Objective
Find the string "Poignée" in the data, then copy every line where it is found.

Data to process
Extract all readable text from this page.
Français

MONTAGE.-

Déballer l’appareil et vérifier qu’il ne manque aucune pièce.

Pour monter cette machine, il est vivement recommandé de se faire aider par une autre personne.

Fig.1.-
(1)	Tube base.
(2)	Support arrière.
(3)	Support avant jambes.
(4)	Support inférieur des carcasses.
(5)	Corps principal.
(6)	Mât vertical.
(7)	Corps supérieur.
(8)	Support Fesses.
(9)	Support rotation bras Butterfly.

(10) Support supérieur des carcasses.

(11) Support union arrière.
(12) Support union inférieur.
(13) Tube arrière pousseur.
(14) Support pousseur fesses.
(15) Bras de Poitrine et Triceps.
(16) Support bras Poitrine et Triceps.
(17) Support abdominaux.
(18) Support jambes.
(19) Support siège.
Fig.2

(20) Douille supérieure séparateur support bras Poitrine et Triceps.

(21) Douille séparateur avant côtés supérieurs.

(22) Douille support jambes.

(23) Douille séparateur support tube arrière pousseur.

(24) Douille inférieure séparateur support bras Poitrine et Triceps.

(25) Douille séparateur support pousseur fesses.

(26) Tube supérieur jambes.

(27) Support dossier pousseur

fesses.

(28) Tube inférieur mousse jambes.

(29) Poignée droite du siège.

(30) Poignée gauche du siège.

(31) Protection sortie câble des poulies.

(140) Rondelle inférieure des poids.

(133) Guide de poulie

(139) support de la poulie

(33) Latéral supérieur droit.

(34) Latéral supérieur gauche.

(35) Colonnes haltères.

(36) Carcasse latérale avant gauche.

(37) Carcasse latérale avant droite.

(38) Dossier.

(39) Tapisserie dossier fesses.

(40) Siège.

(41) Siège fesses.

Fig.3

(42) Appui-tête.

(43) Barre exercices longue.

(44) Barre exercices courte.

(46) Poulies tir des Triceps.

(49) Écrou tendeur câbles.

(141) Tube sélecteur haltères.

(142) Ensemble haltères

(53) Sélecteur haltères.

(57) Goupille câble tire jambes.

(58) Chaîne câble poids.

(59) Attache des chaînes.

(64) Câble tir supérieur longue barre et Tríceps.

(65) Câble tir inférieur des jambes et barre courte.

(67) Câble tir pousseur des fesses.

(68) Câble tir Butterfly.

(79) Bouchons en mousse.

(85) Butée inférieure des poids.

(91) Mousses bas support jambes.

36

Result for this task
(29) Poignée droite du siège.
(30) Poignée gauche du siège.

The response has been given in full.